Return all lines that include the string "screenshot".
## BEGIN Listed records
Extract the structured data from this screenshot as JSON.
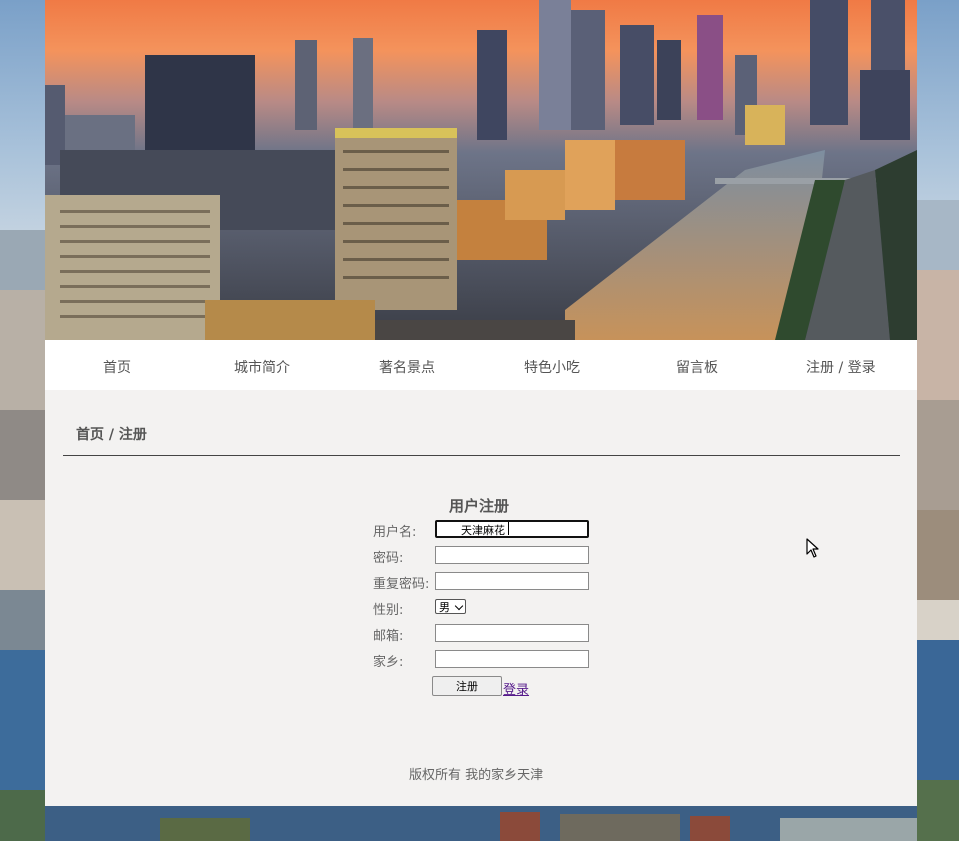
{
  "nav": {
    "items": [
      {
        "label": "首页"
      },
      {
        "label": "城市简介"
      },
      {
        "label": "著名景点"
      },
      {
        "label": "特色小吃"
      },
      {
        "label": "留言板"
      },
      {
        "label": "注册 / 登录"
      }
    ]
  },
  "breadcrumb": "首页 / 注册",
  "form": {
    "title": "用户注册",
    "username_label": "用户名:",
    "username_value": "天津麻花",
    "password_label": "密码:",
    "password_value": "",
    "repeat_password_label": "重复密码:",
    "repeat_password_value": "",
    "gender_label": "性别:",
    "gender_selected": "男",
    "email_label": "邮箱:",
    "email_value": "",
    "hometown_label": "家乡:",
    "hometown_value": "",
    "submit_label": "注册",
    "login_link": "登录"
  },
  "footer": "版权所有 我的家乡天津",
  "colors": {
    "page_bg": "#f3f2f1",
    "nav_bg": "#ffffff",
    "text": "#555555",
    "link_visited": "#551a8b"
  }
}
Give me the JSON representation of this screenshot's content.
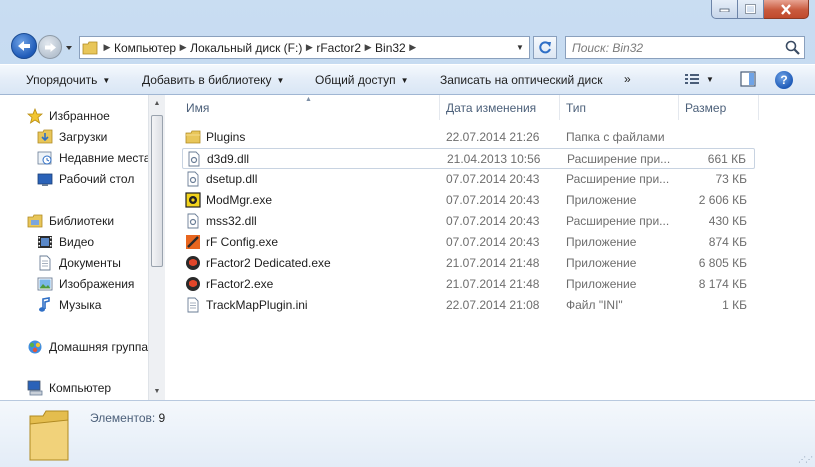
{
  "window": {
    "controls": {
      "minimize_icon": "minimize-icon",
      "maximize_icon": "maximize-icon",
      "close_icon": "close-icon"
    }
  },
  "navigation": {
    "breadcrumbs": [
      "Компьютер",
      "Локальный диск (F:)",
      "rFactor2",
      "Bin32"
    ],
    "search_placeholder": "Поиск: Bin32"
  },
  "toolbar": {
    "organize": "Упорядочить",
    "add_to_library": "Добавить в библиотеку",
    "share": "Общий доступ",
    "burn": "Записать на оптический диск",
    "more": "»"
  },
  "sidebar": {
    "favorites": "Избранное",
    "downloads": "Загрузки",
    "recent": "Недавние места",
    "desktop": "Рабочий стол",
    "libraries": "Библиотеки",
    "video": "Видео",
    "documents": "Документы",
    "images": "Изображения",
    "music": "Музыка",
    "homegroup": "Домашняя группа",
    "computer": "Компьютер"
  },
  "columns": {
    "name": "Имя",
    "date": "Дата изменения",
    "type": "Тип",
    "size": "Размер"
  },
  "files": [
    {
      "name": "Plugins",
      "date": "22.07.2014 21:26",
      "type": "Папка с файлами",
      "size": "",
      "icon": "folder-icon"
    },
    {
      "name": "d3d9.dll",
      "date": "21.04.2013 10:56",
      "type": "Расширение при...",
      "size": "661 КБ",
      "icon": "dll-file-icon"
    },
    {
      "name": "dsetup.dll",
      "date": "07.07.2014 20:43",
      "type": "Расширение при...",
      "size": "73 КБ",
      "icon": "dll-file-icon"
    },
    {
      "name": "ModMgr.exe",
      "date": "07.07.2014 20:43",
      "type": "Приложение",
      "size": "2 606 КБ",
      "icon": "modmgr-app-icon"
    },
    {
      "name": "mss32.dll",
      "date": "07.07.2014 20:43",
      "type": "Расширение при...",
      "size": "430 КБ",
      "icon": "dll-file-icon"
    },
    {
      "name": "rF Config.exe",
      "date": "07.07.2014 20:43",
      "type": "Приложение",
      "size": "874 КБ",
      "icon": "rf-config-app-icon"
    },
    {
      "name": "rFactor2 Dedicated.exe",
      "date": "21.07.2014 21:48",
      "type": "Приложение",
      "size": "6 805 КБ",
      "icon": "rfactor2-app-icon"
    },
    {
      "name": "rFactor2.exe",
      "date": "21.07.2014 21:48",
      "type": "Приложение",
      "size": "8 174 КБ",
      "icon": "rfactor2-app-icon"
    },
    {
      "name": "TrackMapPlugin.ini",
      "date": "22.07.2014 21:08",
      "type": "Файл \"INI\"",
      "size": "1 КБ",
      "icon": "ini-file-icon"
    }
  ],
  "status": {
    "count_label": "Элементов:",
    "count_value": "9"
  },
  "colors": {
    "frame": "#c9ddf2",
    "close_button": "#c95a3e",
    "header_text": "#4c607a",
    "meta_text": "#6d6d6d"
  }
}
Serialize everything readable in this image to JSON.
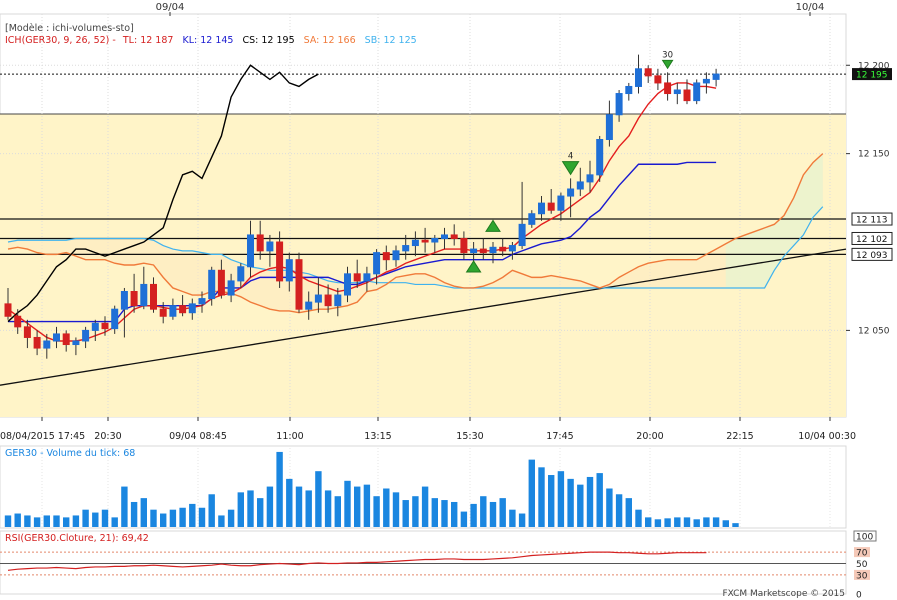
{
  "top_dates": [
    "09/04",
    "10/04"
  ],
  "header": {
    "model": "[Modèle : ichi-volumes-sto]",
    "ich_name": "ICH(GER30, 9, 26, 52) -",
    "tl": "TL: 12 187",
    "kl": "KL: 12 145",
    "cs": "CS: 12 195",
    "sa": "SA: 12 166",
    "sb": "SB: 12 125"
  },
  "colors": {
    "tenkan": "#e41e1e",
    "kijun": "#1a1ad0",
    "chikou": "#000000",
    "senkou_a": "#f07a3a",
    "senkou_b": "#3fb2ee",
    "cloud": "#fff4c8",
    "bull_candle": "#1f6fd6",
    "bear_candle": "#d42020",
    "volume": "#1a86e0",
    "rsi": "#d42020"
  },
  "price_axis": {
    "ticks": [
      "12 200",
      "12 150",
      "12 050"
    ],
    "tick_values": [
      12200,
      12150,
      12050
    ],
    "current_price": "12 195",
    "current_value": 12195,
    "levels": [
      {
        "label": "12 113",
        "value": 12113
      },
      {
        "label": "12 102",
        "value": 12102
      },
      {
        "label": "12 093",
        "value": 12093
      }
    ],
    "ylim": [
      12001,
      12229
    ]
  },
  "time_axis": [
    "08/04/2015 17:45",
    "20:30",
    "09/04 08:45",
    "11:00",
    "13:15",
    "15:30",
    "17:45",
    "20:00",
    "22:15",
    "10/04 00:30"
  ],
  "signals": [
    {
      "label": "4",
      "candle": 58,
      "direction": "down"
    },
    {
      "label": "30",
      "candle": 68,
      "direction": "down"
    }
  ],
  "volume_panel": {
    "label": "GER30 - Volume du tick: 68"
  },
  "rsi_panel": {
    "label": "RSI(GER30.Cloture, 21): 69,42",
    "ticks": [
      "100",
      "70",
      "50",
      "30",
      "0"
    ],
    "tick_values": [
      100,
      70,
      50,
      30,
      0
    ]
  },
  "footer": "FXCM Marketscope © 2015",
  "chart_data": {
    "type": "candlestick",
    "candles": [
      {
        "o": 12065,
        "h": 12074,
        "l": 12056,
        "c": 12058
      },
      {
        "o": 12058,
        "h": 12062,
        "l": 12048,
        "c": 12052
      },
      {
        "o": 12052,
        "h": 12056,
        "l": 12040,
        "c": 12046
      },
      {
        "o": 12046,
        "h": 12050,
        "l": 12036,
        "c": 12040
      },
      {
        "o": 12040,
        "h": 12048,
        "l": 12034,
        "c": 12044
      },
      {
        "o": 12044,
        "h": 12052,
        "l": 12040,
        "c": 12048
      },
      {
        "o": 12048,
        "h": 12050,
        "l": 12038,
        "c": 12042
      },
      {
        "o": 12042,
        "h": 12046,
        "l": 12036,
        "c": 12044
      },
      {
        "o": 12044,
        "h": 12052,
        "l": 12040,
        "c": 12050
      },
      {
        "o": 12050,
        "h": 12056,
        "l": 12044,
        "c": 12054
      },
      {
        "o": 12054,
        "h": 12058,
        "l": 12047,
        "c": 12051
      },
      {
        "o": 12051,
        "h": 12064,
        "l": 12048,
        "c": 12062
      },
      {
        "o": 12062,
        "h": 12074,
        "l": 12046,
        "c": 12072
      },
      {
        "o": 12072,
        "h": 12082,
        "l": 12060,
        "c": 12064
      },
      {
        "o": 12064,
        "h": 12086,
        "l": 12062,
        "c": 12076
      },
      {
        "o": 12076,
        "h": 12080,
        "l": 12060,
        "c": 12062
      },
      {
        "o": 12062,
        "h": 12066,
        "l": 12054,
        "c": 12058
      },
      {
        "o": 12058,
        "h": 12068,
        "l": 12056,
        "c": 12064
      },
      {
        "o": 12064,
        "h": 12070,
        "l": 12058,
        "c": 12060
      },
      {
        "o": 12060,
        "h": 12068,
        "l": 12056,
        "c": 12065
      },
      {
        "o": 12065,
        "h": 12072,
        "l": 12060,
        "c": 12068
      },
      {
        "o": 12068,
        "h": 12086,
        "l": 12064,
        "c": 12084
      },
      {
        "o": 12084,
        "h": 12090,
        "l": 12068,
        "c": 12070
      },
      {
        "o": 12070,
        "h": 12082,
        "l": 12066,
        "c": 12078
      },
      {
        "o": 12078,
        "h": 12088,
        "l": 12074,
        "c": 12086
      },
      {
        "o": 12086,
        "h": 12112,
        "l": 12080,
        "c": 12104
      },
      {
        "o": 12104,
        "h": 12112,
        "l": 12090,
        "c": 12095
      },
      {
        "o": 12095,
        "h": 12104,
        "l": 12086,
        "c": 12100
      },
      {
        "o": 12100,
        "h": 12106,
        "l": 12074,
        "c": 12078
      },
      {
        "o": 12078,
        "h": 12094,
        "l": 12072,
        "c": 12090
      },
      {
        "o": 12090,
        "h": 12094,
        "l": 12060,
        "c": 12062
      },
      {
        "o": 12062,
        "h": 12072,
        "l": 12056,
        "c": 12066
      },
      {
        "o": 12066,
        "h": 12080,
        "l": 12060,
        "c": 12070
      },
      {
        "o": 12070,
        "h": 12076,
        "l": 12060,
        "c": 12064
      },
      {
        "o": 12064,
        "h": 12074,
        "l": 12058,
        "c": 12070
      },
      {
        "o": 12070,
        "h": 12086,
        "l": 12066,
        "c": 12082
      },
      {
        "o": 12082,
        "h": 12090,
        "l": 12074,
        "c": 12078
      },
      {
        "o": 12078,
        "h": 12086,
        "l": 12072,
        "c": 12082
      },
      {
        "o": 12082,
        "h": 12096,
        "l": 12076,
        "c": 12094
      },
      {
        "o": 12094,
        "h": 12098,
        "l": 12084,
        "c": 12090
      },
      {
        "o": 12090,
        "h": 12098,
        "l": 12086,
        "c": 12095
      },
      {
        "o": 12095,
        "h": 12104,
        "l": 12090,
        "c": 12098
      },
      {
        "o": 12098,
        "h": 12106,
        "l": 12092,
        "c": 12101
      },
      {
        "o": 12101,
        "h": 12108,
        "l": 12094,
        "c": 12100
      },
      {
        "o": 12100,
        "h": 12104,
        "l": 12094,
        "c": 12102
      },
      {
        "o": 12102,
        "h": 12108,
        "l": 12096,
        "c": 12104
      },
      {
        "o": 12104,
        "h": 12110,
        "l": 12098,
        "c": 12102
      },
      {
        "o": 12102,
        "h": 12106,
        "l": 12090,
        "c": 12094
      },
      {
        "o": 12094,
        "h": 12100,
        "l": 12088,
        "c": 12096
      },
      {
        "o": 12096,
        "h": 12102,
        "l": 12090,
        "c": 12094
      },
      {
        "o": 12094,
        "h": 12100,
        "l": 12088,
        "c": 12097
      },
      {
        "o": 12097,
        "h": 12102,
        "l": 12092,
        "c": 12095
      },
      {
        "o": 12095,
        "h": 12100,
        "l": 12090,
        "c": 12098
      },
      {
        "o": 12098,
        "h": 12134,
        "l": 12096,
        "c": 12110
      },
      {
        "o": 12110,
        "h": 12118,
        "l": 12108,
        "c": 12116
      },
      {
        "o": 12116,
        "h": 12126,
        "l": 12112,
        "c": 12122
      },
      {
        "o": 12122,
        "h": 12130,
        "l": 12116,
        "c": 12118
      },
      {
        "o": 12118,
        "h": 12128,
        "l": 12112,
        "c": 12126
      },
      {
        "o": 12126,
        "h": 12136,
        "l": 12114,
        "c": 12130
      },
      {
        "o": 12130,
        "h": 12142,
        "l": 12126,
        "c": 12134
      },
      {
        "o": 12134,
        "h": 12146,
        "l": 12128,
        "c": 12138
      },
      {
        "o": 12138,
        "h": 12160,
        "l": 12134,
        "c": 12158
      },
      {
        "o": 12158,
        "h": 12180,
        "l": 12154,
        "c": 12172
      },
      {
        "o": 12172,
        "h": 12186,
        "l": 12168,
        "c": 12184
      },
      {
        "o": 12184,
        "h": 12190,
        "l": 12180,
        "c": 12188
      },
      {
        "o": 12188,
        "h": 12206,
        "l": 12184,
        "c": 12198
      },
      {
        "o": 12198,
        "h": 12200,
        "l": 12190,
        "c": 12194
      },
      {
        "o": 12194,
        "h": 12198,
        "l": 12186,
        "c": 12190
      },
      {
        "o": 12190,
        "h": 12196,
        "l": 12180,
        "c": 12184
      },
      {
        "o": 12184,
        "h": 12190,
        "l": 12178,
        "c": 12186
      },
      {
        "o": 12186,
        "h": 12192,
        "l": 12178,
        "c": 12180
      },
      {
        "o": 12180,
        "h": 12192,
        "l": 12178,
        "c": 12190
      },
      {
        "o": 12190,
        "h": 12196,
        "l": 12184,
        "c": 12192
      },
      {
        "o": 12192,
        "h": 12198,
        "l": 12188,
        "c": 12195
      }
    ],
    "tenkan": [
      12062,
      12058,
      12054,
      12050,
      12046,
      12044,
      12044,
      12044,
      12045,
      12047,
      12049,
      12052,
      12057,
      12062,
      12064,
      12064,
      12063,
      12062,
      12062,
      12063,
      12064,
      12068,
      12070,
      12071,
      12074,
      12080,
      12083,
      12085,
      12086,
      12085,
      12081,
      12078,
      12076,
      12074,
      12072,
      12073,
      12075,
      12077,
      12080,
      12083,
      12085,
      12088,
      12090,
      12092,
      12094,
      12096,
      12096,
      12096,
      12095,
      12095,
      12095,
      12096,
      12097,
      12102,
      12106,
      12110,
      12113,
      12116,
      12120,
      12124,
      12128,
      12136,
      12146,
      12154,
      12160,
      12170,
      12178,
      12184,
      12188,
      12190,
      12190,
      12188,
      12188,
      12187
    ],
    "kijun": [
      12055,
      12055,
      12055,
      12055,
      12055,
      12055,
      12055,
      12055,
      12055,
      12055,
      12055,
      12055,
      12062,
      12064,
      12064,
      12064,
      12064,
      12064,
      12064,
      12064,
      12064,
      12068,
      12074,
      12074,
      12074,
      12078,
      12080,
      12080,
      12080,
      12080,
      12080,
      12080,
      12080,
      12080,
      12078,
      12076,
      12076,
      12078,
      12080,
      12082,
      12084,
      12086,
      12087,
      12088,
      12089,
      12090,
      12090,
      12090,
      12090,
      12090,
      12090,
      12090,
      12093,
      12095,
      12097,
      12099,
      12100,
      12101,
      12103,
      12108,
      12114,
      12118,
      12125,
      12132,
      12138,
      12144,
      12144,
      12144,
      12144,
      12144,
      12145,
      12145,
      12145,
      12145
    ],
    "chikou": [
      12055,
      12060,
      12064,
      12070,
      12078,
      12086,
      12090,
      12096,
      12096,
      12094,
      12092,
      12094,
      12096,
      12098,
      12100,
      12104,
      12108,
      12124,
      12138,
      12140,
      12136,
      12148,
      12160,
      12182,
      12192,
      12200,
      12196,
      12192,
      12196,
      12190,
      12188,
      12192,
      12195
    ],
    "senkou_a": [
      12096,
      12097,
      12096,
      12094,
      12093,
      12093,
      12094,
      12092,
      12090,
      12090,
      12090,
      12088,
      12087,
      12087,
      12088,
      12087,
      12080,
      12074,
      12072,
      12070,
      12070,
      12072,
      12072,
      12071,
      12069,
      12066,
      12064,
      12062,
      12061,
      12061,
      12060,
      12061,
      12062,
      12062,
      12063,
      12064,
      12066,
      12072,
      12073,
      12076,
      12080,
      12081,
      12082,
      12082,
      12080,
      12077,
      12075,
      12074,
      12074,
      12075,
      12077,
      12080,
      12084,
      12082,
      12080,
      12080,
      12081,
      12080,
      12079,
      12078,
      12076,
      12074,
      12076,
      12080,
      12083,
      12086,
      12088,
      12089,
      12090,
      12090,
      12090,
      12090,
      12093,
      12096,
      12099,
      12102,
      12104,
      12106,
      12108,
      12110,
      12115,
      12125,
      12138,
      12145,
      12150
    ],
    "senkou_b": [
      12100,
      12101,
      12101,
      12101,
      12101,
      12101,
      12101,
      12102,
      12102,
      12102,
      12102,
      12102,
      12102,
      12102,
      12102,
      12101,
      12098,
      12096,
      12095,
      12095,
      12094,
      12093,
      12093,
      12090,
      12088,
      12086,
      12085,
      12084,
      12084,
      12084,
      12083,
      12082,
      12080,
      12078,
      12077,
      12077,
      12077,
      12078,
      12077,
      12077,
      12077,
      12077,
      12076,
      12076,
      12076,
      12075,
      12074,
      12074,
      12074,
      12074,
      12074,
      12074,
      12074,
      12074,
      12074,
      12074,
      12074,
      12074,
      12074,
      12074,
      12074,
      12074,
      12074,
      12074,
      12074,
      12074,
      12074,
      12074,
      12074,
      12074,
      12074,
      12074,
      12074,
      12074,
      12074,
      12074,
      12074,
      12074,
      12074,
      12084,
      12092,
      12098,
      12104,
      12114,
      12120
    ],
    "volume": [
      12,
      14,
      12,
      10,
      12,
      12,
      10,
      12,
      18,
      15,
      18,
      10,
      42,
      26,
      30,
      18,
      14,
      18,
      20,
      24,
      20,
      34,
      12,
      18,
      36,
      38,
      30,
      42,
      78,
      50,
      42,
      38,
      58,
      38,
      32,
      48,
      42,
      44,
      32,
      40,
      36,
      28,
      32,
      42,
      30,
      28,
      26,
      16,
      24,
      32,
      26,
      30,
      18,
      14,
      70,
      62,
      54,
      58,
      50,
      44,
      52,
      56,
      40,
      34,
      30,
      18,
      10,
      8,
      9,
      10,
      10,
      8,
      10,
      10,
      7,
      4
    ],
    "rsi": [
      38,
      40,
      41,
      42,
      42,
      43,
      42,
      41,
      43,
      44,
      44,
      45,
      45,
      46,
      46,
      47,
      46,
      45,
      44,
      45,
      46,
      47,
      49,
      47,
      46,
      46,
      48,
      49,
      50,
      49,
      48,
      50,
      51,
      50,
      50,
      51,
      51,
      52,
      52,
      53,
      54,
      55,
      56,
      57,
      57,
      58,
      58,
      57,
      57,
      57,
      58,
      59,
      60,
      62,
      64,
      65,
      66,
      67,
      68,
      69,
      70,
      70,
      70,
      69,
      69,
      68,
      67,
      67,
      68,
      69,
      69,
      69,
      69
    ]
  }
}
## END Listed records
Written reply ▸
Extract the structured data from this screenshot as JSON.
Give me the JSON representation of this screenshot's content.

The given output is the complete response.